EXERCISE MATERIALS —
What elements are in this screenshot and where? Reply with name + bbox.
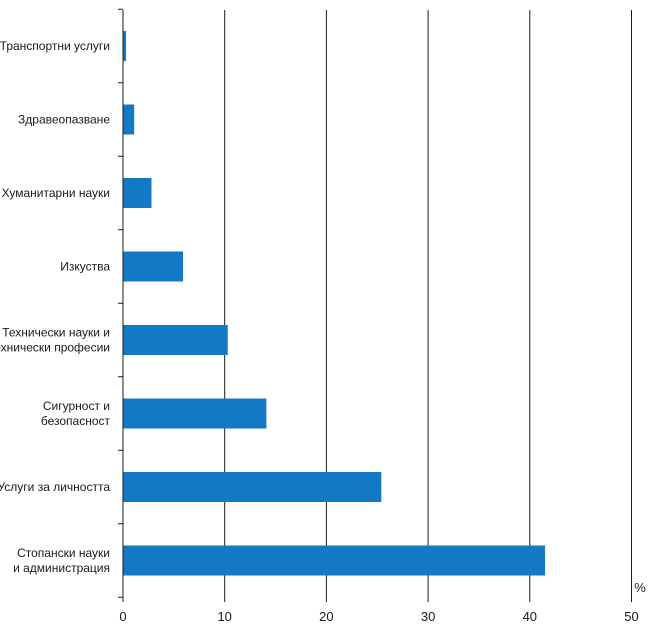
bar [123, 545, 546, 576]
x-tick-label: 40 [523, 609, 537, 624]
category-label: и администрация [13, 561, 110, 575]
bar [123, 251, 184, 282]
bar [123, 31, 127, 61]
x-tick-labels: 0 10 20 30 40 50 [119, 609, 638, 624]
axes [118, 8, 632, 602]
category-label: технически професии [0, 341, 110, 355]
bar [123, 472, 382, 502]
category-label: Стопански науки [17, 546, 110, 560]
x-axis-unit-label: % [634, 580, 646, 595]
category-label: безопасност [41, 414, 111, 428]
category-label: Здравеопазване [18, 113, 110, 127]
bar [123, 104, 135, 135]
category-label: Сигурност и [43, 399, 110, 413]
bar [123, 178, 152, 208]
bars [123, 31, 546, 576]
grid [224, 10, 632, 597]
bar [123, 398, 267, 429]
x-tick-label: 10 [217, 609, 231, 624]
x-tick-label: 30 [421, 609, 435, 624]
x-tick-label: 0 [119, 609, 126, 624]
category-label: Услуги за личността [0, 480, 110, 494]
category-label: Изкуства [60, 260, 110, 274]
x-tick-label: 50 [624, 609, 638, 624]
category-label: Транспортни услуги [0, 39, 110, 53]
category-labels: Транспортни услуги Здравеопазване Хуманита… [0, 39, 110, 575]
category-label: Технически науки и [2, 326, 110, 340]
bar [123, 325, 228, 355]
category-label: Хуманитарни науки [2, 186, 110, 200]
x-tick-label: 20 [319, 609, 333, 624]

THE TASK — Reproduce every line of the material above verbatim, omitting the picture.

EXERCISE OUTPUT —
What elements are in this screenshot and where? Reply with name + bbox.
bar [123, 545, 546, 576]
x-tick-label: 40 [523, 609, 537, 624]
category-label: и администрация [13, 561, 110, 575]
bar [123, 251, 184, 282]
bar [123, 31, 127, 61]
x-tick-labels: 0 10 20 30 40 50 [119, 609, 638, 624]
axes [118, 8, 632, 602]
category-label: технически професии [0, 341, 110, 355]
bar [123, 472, 382, 502]
category-label: Стопански науки [17, 546, 110, 560]
x-axis-unit-label: % [634, 580, 646, 595]
category-label: безопасност [41, 414, 111, 428]
category-label: Здравеопазване [18, 113, 110, 127]
bar [123, 104, 135, 135]
category-label: Сигурност и [43, 399, 110, 413]
bar [123, 178, 152, 208]
bars [123, 31, 546, 576]
grid [224, 10, 632, 597]
bar [123, 398, 267, 429]
x-tick-label: 10 [217, 609, 231, 624]
x-tick-label: 30 [421, 609, 435, 624]
x-tick-label: 0 [119, 609, 126, 624]
category-label: Услуги за личността [0, 480, 110, 494]
category-label: Изкуства [60, 260, 110, 274]
x-tick-label: 50 [624, 609, 638, 624]
category-label: Транспортни услуги [0, 39, 110, 53]
category-labels: Транспортни услуги Здравеопазване Хуманита… [0, 39, 110, 575]
category-label: Технически науки и [2, 326, 110, 340]
bar [123, 325, 228, 355]
category-label: Хуманитарни науки [2, 186, 110, 200]
x-tick-label: 20 [319, 609, 333, 624]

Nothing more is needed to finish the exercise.